### What you need to do
Check every line below for the word "this" and give only the number of lines where it appears.

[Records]
- - -

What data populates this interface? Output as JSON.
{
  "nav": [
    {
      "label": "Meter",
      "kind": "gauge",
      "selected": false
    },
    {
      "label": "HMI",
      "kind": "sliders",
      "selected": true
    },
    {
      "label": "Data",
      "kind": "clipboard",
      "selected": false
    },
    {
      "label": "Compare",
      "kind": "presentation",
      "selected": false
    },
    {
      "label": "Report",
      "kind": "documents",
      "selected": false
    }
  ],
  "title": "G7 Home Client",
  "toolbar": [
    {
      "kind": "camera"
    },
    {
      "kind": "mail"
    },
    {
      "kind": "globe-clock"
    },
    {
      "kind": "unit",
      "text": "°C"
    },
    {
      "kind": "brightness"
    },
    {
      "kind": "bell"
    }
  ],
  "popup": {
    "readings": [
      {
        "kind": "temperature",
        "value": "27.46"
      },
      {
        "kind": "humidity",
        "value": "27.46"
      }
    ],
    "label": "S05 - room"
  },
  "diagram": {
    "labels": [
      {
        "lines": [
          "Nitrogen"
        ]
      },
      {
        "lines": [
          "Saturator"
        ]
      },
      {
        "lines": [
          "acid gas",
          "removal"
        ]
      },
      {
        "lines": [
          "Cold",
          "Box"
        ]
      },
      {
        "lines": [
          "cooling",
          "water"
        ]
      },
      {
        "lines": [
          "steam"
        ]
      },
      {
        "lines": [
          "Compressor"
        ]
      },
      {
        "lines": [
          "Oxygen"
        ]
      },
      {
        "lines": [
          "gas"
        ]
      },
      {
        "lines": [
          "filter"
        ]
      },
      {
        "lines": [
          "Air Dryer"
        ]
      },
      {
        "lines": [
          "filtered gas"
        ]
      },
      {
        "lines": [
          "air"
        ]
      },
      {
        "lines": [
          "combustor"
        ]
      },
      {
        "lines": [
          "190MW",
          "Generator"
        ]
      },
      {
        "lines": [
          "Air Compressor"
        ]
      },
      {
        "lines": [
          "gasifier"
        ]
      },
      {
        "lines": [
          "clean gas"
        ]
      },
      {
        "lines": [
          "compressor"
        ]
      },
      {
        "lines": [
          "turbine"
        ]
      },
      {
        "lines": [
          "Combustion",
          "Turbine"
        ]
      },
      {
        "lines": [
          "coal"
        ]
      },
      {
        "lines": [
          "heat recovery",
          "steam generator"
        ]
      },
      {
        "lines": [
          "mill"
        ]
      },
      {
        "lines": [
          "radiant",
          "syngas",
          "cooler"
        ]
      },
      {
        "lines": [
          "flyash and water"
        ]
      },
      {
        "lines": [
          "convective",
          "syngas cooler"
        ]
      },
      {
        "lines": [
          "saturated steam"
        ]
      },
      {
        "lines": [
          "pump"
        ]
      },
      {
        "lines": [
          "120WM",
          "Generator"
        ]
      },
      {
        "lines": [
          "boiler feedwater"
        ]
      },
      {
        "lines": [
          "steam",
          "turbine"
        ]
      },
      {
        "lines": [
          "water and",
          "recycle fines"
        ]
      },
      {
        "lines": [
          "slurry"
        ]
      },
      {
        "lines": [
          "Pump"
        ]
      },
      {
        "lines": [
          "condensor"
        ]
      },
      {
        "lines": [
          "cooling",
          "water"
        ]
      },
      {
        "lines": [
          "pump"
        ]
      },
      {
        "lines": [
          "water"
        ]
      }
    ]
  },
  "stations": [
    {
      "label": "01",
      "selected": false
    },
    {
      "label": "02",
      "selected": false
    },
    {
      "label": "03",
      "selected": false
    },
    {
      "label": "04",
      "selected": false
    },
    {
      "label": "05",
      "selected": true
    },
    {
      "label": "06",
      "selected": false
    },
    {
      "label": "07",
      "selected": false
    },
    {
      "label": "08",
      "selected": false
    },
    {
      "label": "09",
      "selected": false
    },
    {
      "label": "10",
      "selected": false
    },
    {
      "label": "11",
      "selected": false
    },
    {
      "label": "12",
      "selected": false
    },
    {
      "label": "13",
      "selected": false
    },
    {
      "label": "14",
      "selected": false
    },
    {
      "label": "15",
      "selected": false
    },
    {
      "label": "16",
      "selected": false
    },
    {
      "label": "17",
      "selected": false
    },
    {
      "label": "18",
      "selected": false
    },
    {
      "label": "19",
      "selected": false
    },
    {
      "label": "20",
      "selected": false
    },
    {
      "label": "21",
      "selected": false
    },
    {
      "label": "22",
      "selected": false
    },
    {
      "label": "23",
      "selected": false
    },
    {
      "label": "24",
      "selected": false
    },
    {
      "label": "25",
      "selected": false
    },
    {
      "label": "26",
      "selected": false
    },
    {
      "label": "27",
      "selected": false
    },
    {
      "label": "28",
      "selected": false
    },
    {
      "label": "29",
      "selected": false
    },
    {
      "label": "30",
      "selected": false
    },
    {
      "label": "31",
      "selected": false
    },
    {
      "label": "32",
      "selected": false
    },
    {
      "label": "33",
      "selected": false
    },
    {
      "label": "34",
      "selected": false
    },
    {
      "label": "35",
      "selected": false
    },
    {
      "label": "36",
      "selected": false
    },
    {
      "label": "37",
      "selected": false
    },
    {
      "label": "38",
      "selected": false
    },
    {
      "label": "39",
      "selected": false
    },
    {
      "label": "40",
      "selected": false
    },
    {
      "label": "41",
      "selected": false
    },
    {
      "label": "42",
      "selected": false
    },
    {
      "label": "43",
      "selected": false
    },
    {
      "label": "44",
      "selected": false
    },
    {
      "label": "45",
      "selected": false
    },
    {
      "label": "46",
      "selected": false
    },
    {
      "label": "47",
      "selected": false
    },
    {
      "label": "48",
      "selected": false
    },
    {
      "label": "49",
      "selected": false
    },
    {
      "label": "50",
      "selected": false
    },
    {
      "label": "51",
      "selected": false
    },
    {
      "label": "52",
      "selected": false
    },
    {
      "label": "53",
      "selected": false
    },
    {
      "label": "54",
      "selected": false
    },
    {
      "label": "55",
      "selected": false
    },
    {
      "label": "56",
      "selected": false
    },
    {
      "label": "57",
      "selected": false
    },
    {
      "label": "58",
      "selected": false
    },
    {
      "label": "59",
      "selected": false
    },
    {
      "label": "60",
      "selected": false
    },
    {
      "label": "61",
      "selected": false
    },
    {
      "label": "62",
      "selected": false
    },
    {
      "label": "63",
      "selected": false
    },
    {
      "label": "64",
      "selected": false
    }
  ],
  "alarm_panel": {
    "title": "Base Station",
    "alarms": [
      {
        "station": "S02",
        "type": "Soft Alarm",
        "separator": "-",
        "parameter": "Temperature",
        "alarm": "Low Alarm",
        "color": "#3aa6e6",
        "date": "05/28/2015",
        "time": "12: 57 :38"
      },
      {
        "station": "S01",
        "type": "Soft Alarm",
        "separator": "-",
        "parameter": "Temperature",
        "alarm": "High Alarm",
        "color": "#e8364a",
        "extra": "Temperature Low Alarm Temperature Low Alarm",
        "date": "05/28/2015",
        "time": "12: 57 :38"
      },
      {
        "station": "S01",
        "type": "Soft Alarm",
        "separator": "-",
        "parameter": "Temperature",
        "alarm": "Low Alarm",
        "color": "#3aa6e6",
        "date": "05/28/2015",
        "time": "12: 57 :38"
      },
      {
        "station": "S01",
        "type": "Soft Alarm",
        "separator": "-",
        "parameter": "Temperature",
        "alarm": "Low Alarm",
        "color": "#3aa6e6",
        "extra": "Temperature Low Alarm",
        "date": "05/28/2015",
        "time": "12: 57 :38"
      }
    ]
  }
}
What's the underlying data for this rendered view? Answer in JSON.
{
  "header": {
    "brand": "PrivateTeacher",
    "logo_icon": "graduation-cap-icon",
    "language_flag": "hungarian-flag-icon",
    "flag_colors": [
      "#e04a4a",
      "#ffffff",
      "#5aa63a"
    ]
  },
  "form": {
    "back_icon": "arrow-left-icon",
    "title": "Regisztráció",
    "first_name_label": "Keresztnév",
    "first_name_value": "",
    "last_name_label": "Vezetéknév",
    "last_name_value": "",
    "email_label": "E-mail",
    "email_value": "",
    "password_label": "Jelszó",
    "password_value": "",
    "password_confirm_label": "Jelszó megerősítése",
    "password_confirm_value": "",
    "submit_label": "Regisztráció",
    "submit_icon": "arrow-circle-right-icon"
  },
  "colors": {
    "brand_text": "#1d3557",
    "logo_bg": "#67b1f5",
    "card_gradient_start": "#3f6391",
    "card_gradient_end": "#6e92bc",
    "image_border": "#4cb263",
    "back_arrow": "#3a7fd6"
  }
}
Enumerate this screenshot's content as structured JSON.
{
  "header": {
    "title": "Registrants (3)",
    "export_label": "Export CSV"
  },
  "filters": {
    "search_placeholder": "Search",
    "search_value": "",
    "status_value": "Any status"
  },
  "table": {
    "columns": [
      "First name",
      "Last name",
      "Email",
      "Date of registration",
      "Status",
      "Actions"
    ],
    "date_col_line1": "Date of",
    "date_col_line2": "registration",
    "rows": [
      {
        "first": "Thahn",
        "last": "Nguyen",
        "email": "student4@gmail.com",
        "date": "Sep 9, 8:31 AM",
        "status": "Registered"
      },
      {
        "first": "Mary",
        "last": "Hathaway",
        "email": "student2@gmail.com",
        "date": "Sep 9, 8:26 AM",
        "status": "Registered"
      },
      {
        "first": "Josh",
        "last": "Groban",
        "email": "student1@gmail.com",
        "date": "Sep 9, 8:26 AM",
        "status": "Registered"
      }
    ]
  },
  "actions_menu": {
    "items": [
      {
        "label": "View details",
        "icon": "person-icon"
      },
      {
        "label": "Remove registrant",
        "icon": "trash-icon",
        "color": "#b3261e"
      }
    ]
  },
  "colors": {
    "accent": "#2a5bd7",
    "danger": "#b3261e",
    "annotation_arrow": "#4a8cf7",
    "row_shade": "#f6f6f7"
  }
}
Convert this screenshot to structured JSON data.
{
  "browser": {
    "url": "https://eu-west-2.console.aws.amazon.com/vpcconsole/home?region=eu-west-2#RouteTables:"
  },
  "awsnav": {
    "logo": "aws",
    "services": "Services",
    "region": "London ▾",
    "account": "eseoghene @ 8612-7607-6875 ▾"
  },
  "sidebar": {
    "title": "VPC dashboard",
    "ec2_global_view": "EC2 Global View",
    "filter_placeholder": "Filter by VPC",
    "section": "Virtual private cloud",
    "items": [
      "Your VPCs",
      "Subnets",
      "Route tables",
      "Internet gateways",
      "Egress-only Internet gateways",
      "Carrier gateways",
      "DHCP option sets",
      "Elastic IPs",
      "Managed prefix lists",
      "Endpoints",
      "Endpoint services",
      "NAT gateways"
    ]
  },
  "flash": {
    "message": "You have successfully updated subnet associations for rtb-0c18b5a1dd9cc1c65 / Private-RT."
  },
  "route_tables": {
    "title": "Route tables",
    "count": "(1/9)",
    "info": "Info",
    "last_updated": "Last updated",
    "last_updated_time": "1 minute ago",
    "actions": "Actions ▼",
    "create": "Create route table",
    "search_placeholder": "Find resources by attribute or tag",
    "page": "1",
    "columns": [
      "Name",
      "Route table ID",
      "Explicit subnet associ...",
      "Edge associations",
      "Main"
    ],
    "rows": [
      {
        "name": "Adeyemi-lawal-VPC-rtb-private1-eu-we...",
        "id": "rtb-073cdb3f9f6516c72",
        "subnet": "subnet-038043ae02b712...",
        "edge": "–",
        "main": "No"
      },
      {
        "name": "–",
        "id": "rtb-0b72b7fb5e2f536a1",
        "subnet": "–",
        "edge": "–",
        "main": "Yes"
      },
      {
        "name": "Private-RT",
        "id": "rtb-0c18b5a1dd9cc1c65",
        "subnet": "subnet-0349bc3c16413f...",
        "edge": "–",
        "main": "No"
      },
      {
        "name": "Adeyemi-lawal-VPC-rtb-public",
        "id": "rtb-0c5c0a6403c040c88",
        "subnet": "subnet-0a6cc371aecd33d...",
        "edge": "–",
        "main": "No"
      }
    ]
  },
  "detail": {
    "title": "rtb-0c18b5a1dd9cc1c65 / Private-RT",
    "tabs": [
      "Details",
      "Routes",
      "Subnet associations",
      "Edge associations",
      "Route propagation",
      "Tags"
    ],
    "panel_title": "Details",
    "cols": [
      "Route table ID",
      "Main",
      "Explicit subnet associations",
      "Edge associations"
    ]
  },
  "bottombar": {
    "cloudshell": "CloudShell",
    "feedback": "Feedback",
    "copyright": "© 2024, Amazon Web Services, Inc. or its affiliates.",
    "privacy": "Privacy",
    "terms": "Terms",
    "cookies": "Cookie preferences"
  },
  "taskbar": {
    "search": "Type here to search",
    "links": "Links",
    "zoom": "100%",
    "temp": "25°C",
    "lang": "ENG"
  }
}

- - -

### Final answer
4